↓

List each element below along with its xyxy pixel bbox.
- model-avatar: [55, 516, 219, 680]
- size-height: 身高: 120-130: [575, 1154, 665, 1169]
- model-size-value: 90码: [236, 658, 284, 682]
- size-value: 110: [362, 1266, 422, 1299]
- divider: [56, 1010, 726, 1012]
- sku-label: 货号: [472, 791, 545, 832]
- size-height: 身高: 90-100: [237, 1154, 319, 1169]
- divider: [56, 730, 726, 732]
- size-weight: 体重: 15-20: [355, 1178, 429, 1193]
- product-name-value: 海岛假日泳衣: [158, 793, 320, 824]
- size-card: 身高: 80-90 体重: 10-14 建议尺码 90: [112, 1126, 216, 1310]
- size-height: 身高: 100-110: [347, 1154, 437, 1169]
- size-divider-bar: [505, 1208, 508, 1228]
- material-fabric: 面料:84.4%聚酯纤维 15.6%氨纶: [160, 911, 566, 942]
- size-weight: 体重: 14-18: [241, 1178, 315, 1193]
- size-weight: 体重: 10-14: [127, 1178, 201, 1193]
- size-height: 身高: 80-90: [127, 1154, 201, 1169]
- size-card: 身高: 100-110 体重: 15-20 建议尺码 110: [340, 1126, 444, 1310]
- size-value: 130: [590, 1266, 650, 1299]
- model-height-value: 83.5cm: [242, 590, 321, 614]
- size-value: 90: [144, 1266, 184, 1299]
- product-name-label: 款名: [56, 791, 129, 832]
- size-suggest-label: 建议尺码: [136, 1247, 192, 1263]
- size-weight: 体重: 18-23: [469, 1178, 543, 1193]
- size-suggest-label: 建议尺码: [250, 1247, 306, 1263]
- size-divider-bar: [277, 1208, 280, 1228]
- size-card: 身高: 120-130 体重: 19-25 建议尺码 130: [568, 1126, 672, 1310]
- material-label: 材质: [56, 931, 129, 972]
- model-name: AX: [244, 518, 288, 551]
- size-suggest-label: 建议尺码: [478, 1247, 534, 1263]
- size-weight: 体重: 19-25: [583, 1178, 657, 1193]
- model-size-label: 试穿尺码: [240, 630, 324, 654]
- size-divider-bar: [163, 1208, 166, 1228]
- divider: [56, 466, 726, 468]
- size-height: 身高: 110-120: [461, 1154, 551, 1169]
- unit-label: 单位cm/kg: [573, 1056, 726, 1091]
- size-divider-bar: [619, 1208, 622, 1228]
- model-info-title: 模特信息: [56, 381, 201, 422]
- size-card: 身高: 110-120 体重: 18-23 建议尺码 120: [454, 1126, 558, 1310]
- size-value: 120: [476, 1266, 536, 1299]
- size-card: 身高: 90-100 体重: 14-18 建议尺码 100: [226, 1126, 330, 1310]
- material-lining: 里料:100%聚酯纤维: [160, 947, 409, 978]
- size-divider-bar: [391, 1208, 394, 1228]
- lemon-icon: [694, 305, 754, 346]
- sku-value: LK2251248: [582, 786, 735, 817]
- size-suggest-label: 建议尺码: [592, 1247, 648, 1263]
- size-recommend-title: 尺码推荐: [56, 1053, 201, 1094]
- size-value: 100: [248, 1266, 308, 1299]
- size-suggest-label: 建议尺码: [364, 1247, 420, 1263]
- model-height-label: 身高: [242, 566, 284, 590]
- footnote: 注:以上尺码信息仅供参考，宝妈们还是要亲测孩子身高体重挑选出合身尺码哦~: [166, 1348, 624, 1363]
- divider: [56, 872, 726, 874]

↑

SET PROBLEM:
Print everything from the start of the data down to the line containing "- size-height: 身高: 80-90: [127, 1154, 201, 1169]", both ends included, with each line unchanged.

ANSWER BELOW:
List each element below along with its xyxy pixel bbox.
- model-avatar: [55, 516, 219, 680]
- size-height: 身高: 120-130: [575, 1154, 665, 1169]
- model-size-value: 90码: [236, 658, 284, 682]
- size-value: 110: [362, 1266, 422, 1299]
- divider: [56, 1010, 726, 1012]
- sku-label: 货号: [472, 791, 545, 832]
- size-height: 身高: 90-100: [237, 1154, 319, 1169]
- divider: [56, 730, 726, 732]
- size-weight: 体重: 15-20: [355, 1178, 429, 1193]
- product-name-value: 海岛假日泳衣: [158, 793, 320, 824]
- size-card: 身高: 80-90 体重: 10-14 建议尺码 90: [112, 1126, 216, 1310]
- size-height: 身高: 100-110: [347, 1154, 437, 1169]
- size-divider-bar: [505, 1208, 508, 1228]
- material-fabric: 面料:84.4%聚酯纤维 15.6%氨纶: [160, 911, 566, 942]
- size-weight: 体重: 14-18: [241, 1178, 315, 1193]
- size-weight: 体重: 10-14: [127, 1178, 201, 1193]
- size-height: 身高: 80-90: [127, 1154, 201, 1169]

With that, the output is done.